Start Listing

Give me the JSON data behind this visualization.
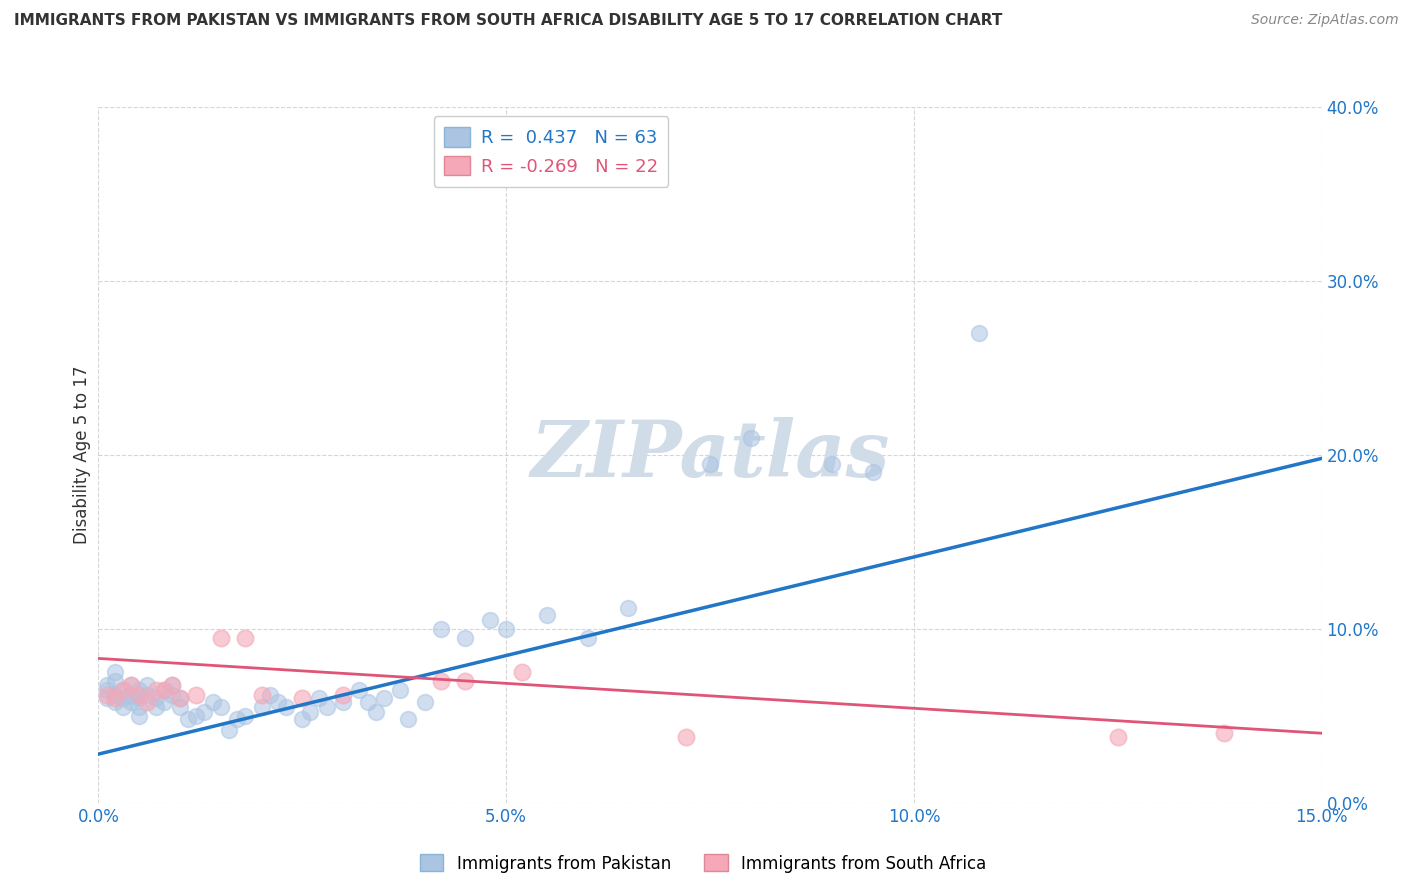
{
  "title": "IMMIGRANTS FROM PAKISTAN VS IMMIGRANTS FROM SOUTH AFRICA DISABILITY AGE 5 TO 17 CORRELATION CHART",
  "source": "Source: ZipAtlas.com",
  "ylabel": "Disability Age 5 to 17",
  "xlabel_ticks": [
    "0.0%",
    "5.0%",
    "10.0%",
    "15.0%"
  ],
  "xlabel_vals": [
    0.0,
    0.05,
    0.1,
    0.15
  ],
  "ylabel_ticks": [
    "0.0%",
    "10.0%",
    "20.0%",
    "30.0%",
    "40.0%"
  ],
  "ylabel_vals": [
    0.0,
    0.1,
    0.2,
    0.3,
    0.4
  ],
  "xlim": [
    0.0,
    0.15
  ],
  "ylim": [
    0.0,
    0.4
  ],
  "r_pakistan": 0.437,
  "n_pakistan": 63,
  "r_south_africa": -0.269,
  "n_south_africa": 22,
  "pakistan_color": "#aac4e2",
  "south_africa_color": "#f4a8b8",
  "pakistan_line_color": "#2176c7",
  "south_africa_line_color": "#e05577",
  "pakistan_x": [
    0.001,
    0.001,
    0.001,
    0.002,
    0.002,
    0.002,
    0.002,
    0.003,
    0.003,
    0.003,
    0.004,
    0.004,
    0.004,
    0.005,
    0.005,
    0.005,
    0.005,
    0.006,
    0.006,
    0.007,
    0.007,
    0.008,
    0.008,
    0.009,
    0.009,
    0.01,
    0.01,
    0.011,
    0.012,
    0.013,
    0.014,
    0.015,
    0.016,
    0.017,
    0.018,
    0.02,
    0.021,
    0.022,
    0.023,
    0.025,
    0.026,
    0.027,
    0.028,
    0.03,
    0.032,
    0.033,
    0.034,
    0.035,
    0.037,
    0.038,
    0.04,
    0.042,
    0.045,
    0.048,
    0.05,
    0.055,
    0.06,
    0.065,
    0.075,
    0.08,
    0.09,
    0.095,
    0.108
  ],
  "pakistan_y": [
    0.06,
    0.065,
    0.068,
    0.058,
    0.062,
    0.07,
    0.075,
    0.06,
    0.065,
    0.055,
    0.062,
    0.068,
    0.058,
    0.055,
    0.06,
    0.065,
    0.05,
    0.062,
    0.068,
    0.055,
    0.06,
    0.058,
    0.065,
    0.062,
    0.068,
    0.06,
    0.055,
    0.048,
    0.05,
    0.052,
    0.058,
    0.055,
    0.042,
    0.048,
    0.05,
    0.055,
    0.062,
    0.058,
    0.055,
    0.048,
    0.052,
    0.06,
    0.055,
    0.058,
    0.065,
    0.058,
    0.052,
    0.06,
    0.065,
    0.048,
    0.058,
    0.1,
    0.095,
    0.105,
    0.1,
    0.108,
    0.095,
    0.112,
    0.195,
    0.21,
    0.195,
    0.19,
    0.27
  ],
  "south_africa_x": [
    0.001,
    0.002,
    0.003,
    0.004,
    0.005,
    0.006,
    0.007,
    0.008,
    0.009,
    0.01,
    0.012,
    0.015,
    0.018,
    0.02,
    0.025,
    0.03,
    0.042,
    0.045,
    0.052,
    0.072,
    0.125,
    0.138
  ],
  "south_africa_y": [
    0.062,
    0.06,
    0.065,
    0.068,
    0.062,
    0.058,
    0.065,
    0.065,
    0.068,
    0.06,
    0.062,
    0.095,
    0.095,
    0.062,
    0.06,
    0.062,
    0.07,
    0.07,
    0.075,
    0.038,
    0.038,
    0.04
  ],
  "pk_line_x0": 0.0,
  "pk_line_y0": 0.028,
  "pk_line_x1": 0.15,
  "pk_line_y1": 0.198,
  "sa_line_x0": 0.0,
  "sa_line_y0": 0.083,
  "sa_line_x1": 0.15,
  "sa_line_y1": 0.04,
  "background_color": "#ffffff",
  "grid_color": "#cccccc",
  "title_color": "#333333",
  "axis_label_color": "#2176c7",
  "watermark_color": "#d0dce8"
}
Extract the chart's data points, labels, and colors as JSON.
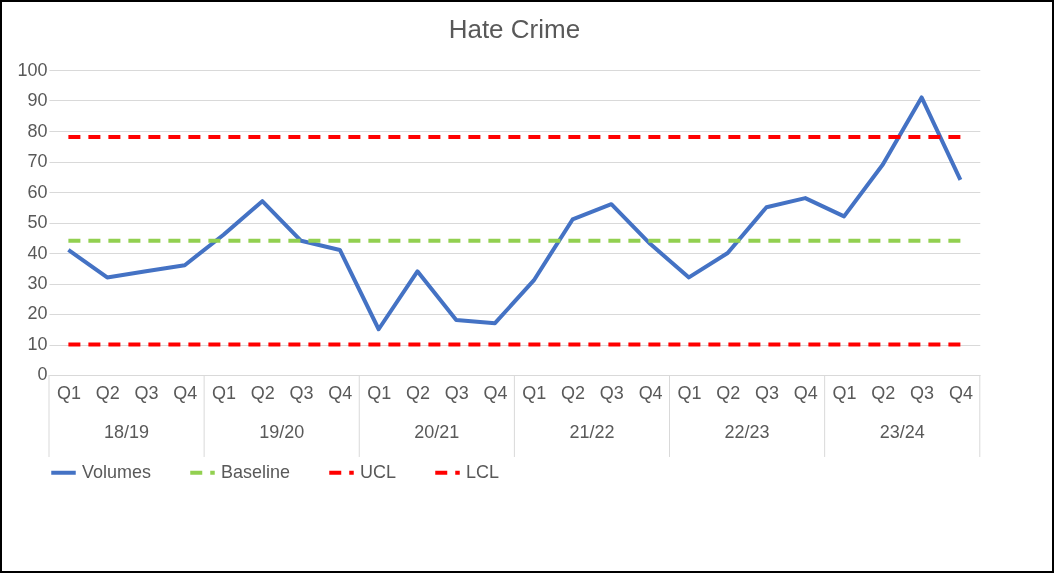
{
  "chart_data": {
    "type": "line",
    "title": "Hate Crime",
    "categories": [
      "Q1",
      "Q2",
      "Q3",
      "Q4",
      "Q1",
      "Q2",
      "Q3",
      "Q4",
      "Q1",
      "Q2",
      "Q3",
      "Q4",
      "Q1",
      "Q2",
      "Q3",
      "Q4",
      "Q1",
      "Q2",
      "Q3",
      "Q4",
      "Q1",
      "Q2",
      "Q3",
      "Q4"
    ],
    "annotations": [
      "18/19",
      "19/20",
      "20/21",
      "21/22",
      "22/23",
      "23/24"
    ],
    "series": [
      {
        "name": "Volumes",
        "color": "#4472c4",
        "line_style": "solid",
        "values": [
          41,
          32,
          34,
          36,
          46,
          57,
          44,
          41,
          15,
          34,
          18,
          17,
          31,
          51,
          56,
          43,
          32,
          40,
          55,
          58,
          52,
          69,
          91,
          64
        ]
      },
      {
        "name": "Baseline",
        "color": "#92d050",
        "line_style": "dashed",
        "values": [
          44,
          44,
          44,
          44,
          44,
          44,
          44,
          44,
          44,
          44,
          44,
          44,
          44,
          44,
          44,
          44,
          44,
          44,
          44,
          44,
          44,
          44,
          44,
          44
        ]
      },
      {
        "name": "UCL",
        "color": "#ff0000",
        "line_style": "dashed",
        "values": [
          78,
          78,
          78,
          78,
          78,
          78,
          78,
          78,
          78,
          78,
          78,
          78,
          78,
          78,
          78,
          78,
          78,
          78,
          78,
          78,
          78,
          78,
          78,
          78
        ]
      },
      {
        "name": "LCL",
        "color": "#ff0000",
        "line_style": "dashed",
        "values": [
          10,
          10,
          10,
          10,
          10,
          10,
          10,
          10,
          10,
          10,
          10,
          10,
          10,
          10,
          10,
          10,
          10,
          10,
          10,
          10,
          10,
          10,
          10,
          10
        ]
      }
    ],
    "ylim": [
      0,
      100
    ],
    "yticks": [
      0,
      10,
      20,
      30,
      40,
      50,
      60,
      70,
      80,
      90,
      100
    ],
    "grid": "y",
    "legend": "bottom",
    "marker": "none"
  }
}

End Listing

**Problem:**
Output, exactly, all the records above; include no pictures.

**Response to the task:**
Give me the JSON data behind this visualization.
{
  "title": "IMMIGRANTS FROM PAKISTAN VS IMMIGRANTS FROM SOUTH AFRICA DISABILITY AGE 5 TO 17 CORRELATION CHART",
  "source": "Source: ZipAtlas.com",
  "ylabel": "Disability Age 5 to 17",
  "xlabel_ticks": [
    "0.0%",
    "5.0%",
    "10.0%",
    "15.0%"
  ],
  "xlabel_vals": [
    0.0,
    0.05,
    0.1,
    0.15
  ],
  "ylabel_ticks": [
    "0.0%",
    "10.0%",
    "20.0%",
    "30.0%",
    "40.0%"
  ],
  "ylabel_vals": [
    0.0,
    0.1,
    0.2,
    0.3,
    0.4
  ],
  "xlim": [
    0.0,
    0.15
  ],
  "ylim": [
    0.0,
    0.4
  ],
  "r_pakistan": 0.437,
  "n_pakistan": 63,
  "r_south_africa": -0.269,
  "n_south_africa": 22,
  "pakistan_color": "#aac4e2",
  "south_africa_color": "#f4a8b8",
  "pakistan_line_color": "#2176c7",
  "south_africa_line_color": "#e05577",
  "pakistan_x": [
    0.001,
    0.001,
    0.001,
    0.002,
    0.002,
    0.002,
    0.002,
    0.003,
    0.003,
    0.003,
    0.004,
    0.004,
    0.004,
    0.005,
    0.005,
    0.005,
    0.005,
    0.006,
    0.006,
    0.007,
    0.007,
    0.008,
    0.008,
    0.009,
    0.009,
    0.01,
    0.01,
    0.011,
    0.012,
    0.013,
    0.014,
    0.015,
    0.016,
    0.017,
    0.018,
    0.02,
    0.021,
    0.022,
    0.023,
    0.025,
    0.026,
    0.027,
    0.028,
    0.03,
    0.032,
    0.033,
    0.034,
    0.035,
    0.037,
    0.038,
    0.04,
    0.042,
    0.045,
    0.048,
    0.05,
    0.055,
    0.06,
    0.065,
    0.075,
    0.08,
    0.09,
    0.095,
    0.108
  ],
  "pakistan_y": [
    0.06,
    0.065,
    0.068,
    0.058,
    0.062,
    0.07,
    0.075,
    0.06,
    0.065,
    0.055,
    0.062,
    0.068,
    0.058,
    0.055,
    0.06,
    0.065,
    0.05,
    0.062,
    0.068,
    0.055,
    0.06,
    0.058,
    0.065,
    0.062,
    0.068,
    0.06,
    0.055,
    0.048,
    0.05,
    0.052,
    0.058,
    0.055,
    0.042,
    0.048,
    0.05,
    0.055,
    0.062,
    0.058,
    0.055,
    0.048,
    0.052,
    0.06,
    0.055,
    0.058,
    0.065,
    0.058,
    0.052,
    0.06,
    0.065,
    0.048,
    0.058,
    0.1,
    0.095,
    0.105,
    0.1,
    0.108,
    0.095,
    0.112,
    0.195,
    0.21,
    0.195,
    0.19,
    0.27
  ],
  "south_africa_x": [
    0.001,
    0.002,
    0.003,
    0.004,
    0.005,
    0.006,
    0.007,
    0.008,
    0.009,
    0.01,
    0.012,
    0.015,
    0.018,
    0.02,
    0.025,
    0.03,
    0.042,
    0.045,
    0.052,
    0.072,
    0.125,
    0.138
  ],
  "south_africa_y": [
    0.062,
    0.06,
    0.065,
    0.068,
    0.062,
    0.058,
    0.065,
    0.065,
    0.068,
    0.06,
    0.062,
    0.095,
    0.095,
    0.062,
    0.06,
    0.062,
    0.07,
    0.07,
    0.075,
    0.038,
    0.038,
    0.04
  ],
  "pk_line_x0": 0.0,
  "pk_line_y0": 0.028,
  "pk_line_x1": 0.15,
  "pk_line_y1": 0.198,
  "sa_line_x0": 0.0,
  "sa_line_y0": 0.083,
  "sa_line_x1": 0.15,
  "sa_line_y1": 0.04,
  "background_color": "#ffffff",
  "grid_color": "#cccccc",
  "title_color": "#333333",
  "axis_label_color": "#2176c7",
  "watermark_color": "#d0dce8"
}
Extract the chart's data points, labels, and colors as JSON.
{
  "chart_data": {
    "type": "line",
    "title": "Hate Crime",
    "categories": [
      "Q1",
      "Q2",
      "Q3",
      "Q4",
      "Q1",
      "Q2",
      "Q3",
      "Q4",
      "Q1",
      "Q2",
      "Q3",
      "Q4",
      "Q1",
      "Q2",
      "Q3",
      "Q4",
      "Q1",
      "Q2",
      "Q3",
      "Q4",
      "Q1",
      "Q2",
      "Q3",
      "Q4"
    ],
    "annotations": [
      "18/19",
      "19/20",
      "20/21",
      "21/22",
      "22/23",
      "23/24"
    ],
    "series": [
      {
        "name": "Volumes",
        "color": "#4472c4",
        "line_style": "solid",
        "values": [
          41,
          32,
          34,
          36,
          46,
          57,
          44,
          41,
          15,
          34,
          18,
          17,
          31,
          51,
          56,
          43,
          32,
          40,
          55,
          58,
          52,
          69,
          91,
          64
        ]
      },
      {
        "name": "Baseline",
        "color": "#92d050",
        "line_style": "dashed",
        "values": [
          44,
          44,
          44,
          44,
          44,
          44,
          44,
          44,
          44,
          44,
          44,
          44,
          44,
          44,
          44,
          44,
          44,
          44,
          44,
          44,
          44,
          44,
          44,
          44
        ]
      },
      {
        "name": "UCL",
        "color": "#ff0000",
        "line_style": "dashed",
        "values": [
          78,
          78,
          78,
          78,
          78,
          78,
          78,
          78,
          78,
          78,
          78,
          78,
          78,
          78,
          78,
          78,
          78,
          78,
          78,
          78,
          78,
          78,
          78,
          78
        ]
      },
      {
        "name": "LCL",
        "color": "#ff0000",
        "line_style": "dashed",
        "values": [
          10,
          10,
          10,
          10,
          10,
          10,
          10,
          10,
          10,
          10,
          10,
          10,
          10,
          10,
          10,
          10,
          10,
          10,
          10,
          10,
          10,
          10,
          10,
          10
        ]
      }
    ],
    "ylim": [
      0,
      100
    ],
    "yticks": [
      0,
      10,
      20,
      30,
      40,
      50,
      60,
      70,
      80,
      90,
      100
    ],
    "grid": "y",
    "legend": "bottom",
    "marker": "none"
  }
}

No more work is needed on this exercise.